Instructions for the task ▸
In the listing below, locate the lines that hold the string "Meditation". Copy those lines.

Provided data start

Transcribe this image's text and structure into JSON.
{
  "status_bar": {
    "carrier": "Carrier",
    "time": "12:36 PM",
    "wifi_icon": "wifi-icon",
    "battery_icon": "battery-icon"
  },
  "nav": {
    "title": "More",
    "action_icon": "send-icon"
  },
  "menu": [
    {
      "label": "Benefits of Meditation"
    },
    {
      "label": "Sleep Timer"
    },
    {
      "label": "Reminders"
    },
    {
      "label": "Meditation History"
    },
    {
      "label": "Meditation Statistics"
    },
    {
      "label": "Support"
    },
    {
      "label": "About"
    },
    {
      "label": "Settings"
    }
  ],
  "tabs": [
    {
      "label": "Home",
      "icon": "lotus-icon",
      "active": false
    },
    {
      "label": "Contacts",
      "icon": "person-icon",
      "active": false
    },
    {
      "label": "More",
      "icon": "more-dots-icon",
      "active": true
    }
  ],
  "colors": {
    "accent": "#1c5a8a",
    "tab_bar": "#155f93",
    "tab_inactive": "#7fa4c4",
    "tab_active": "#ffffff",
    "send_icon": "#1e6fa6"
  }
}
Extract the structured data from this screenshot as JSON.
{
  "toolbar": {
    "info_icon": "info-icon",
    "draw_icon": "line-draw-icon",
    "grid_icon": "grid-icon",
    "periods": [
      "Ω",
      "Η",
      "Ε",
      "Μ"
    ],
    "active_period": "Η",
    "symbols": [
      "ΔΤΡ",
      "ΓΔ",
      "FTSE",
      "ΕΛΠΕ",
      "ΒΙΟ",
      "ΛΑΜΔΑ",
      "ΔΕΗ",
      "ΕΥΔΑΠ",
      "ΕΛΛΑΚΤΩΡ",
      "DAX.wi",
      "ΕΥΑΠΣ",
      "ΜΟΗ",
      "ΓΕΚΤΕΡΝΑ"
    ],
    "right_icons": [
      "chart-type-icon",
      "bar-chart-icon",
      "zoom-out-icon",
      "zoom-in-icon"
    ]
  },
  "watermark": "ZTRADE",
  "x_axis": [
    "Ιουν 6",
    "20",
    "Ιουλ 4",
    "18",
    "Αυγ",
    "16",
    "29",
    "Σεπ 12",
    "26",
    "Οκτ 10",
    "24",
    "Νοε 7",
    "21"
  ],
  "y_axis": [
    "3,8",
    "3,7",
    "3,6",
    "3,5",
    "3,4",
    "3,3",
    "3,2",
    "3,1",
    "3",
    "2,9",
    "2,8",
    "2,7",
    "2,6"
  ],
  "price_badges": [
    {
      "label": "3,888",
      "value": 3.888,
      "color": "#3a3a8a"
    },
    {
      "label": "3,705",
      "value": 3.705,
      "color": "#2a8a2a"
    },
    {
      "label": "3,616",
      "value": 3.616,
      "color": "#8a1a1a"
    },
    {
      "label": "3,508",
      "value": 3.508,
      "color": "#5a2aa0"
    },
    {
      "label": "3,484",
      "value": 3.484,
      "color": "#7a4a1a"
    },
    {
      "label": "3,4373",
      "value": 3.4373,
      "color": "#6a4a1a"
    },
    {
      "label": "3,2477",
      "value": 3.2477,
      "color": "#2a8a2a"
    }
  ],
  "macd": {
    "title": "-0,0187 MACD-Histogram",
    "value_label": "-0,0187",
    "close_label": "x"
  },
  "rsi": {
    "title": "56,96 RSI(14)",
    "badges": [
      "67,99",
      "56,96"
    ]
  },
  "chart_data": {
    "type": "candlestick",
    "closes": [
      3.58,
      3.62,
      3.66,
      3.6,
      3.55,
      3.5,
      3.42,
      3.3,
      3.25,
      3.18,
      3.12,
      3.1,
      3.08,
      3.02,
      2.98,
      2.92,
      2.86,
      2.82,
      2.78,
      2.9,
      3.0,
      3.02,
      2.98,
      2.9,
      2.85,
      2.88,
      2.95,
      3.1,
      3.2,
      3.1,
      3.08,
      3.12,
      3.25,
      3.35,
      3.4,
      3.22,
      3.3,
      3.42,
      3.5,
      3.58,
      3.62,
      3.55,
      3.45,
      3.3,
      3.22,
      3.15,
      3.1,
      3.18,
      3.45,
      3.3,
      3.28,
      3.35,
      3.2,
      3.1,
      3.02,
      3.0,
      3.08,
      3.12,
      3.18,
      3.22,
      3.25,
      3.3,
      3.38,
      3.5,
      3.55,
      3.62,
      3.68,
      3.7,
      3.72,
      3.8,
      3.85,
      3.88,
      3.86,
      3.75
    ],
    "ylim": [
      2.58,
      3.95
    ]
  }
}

Provided data end

Task response ▸
      "label": "Benefits of Meditation"
      "label": "Meditation History"
      "label": "Meditation Statistics"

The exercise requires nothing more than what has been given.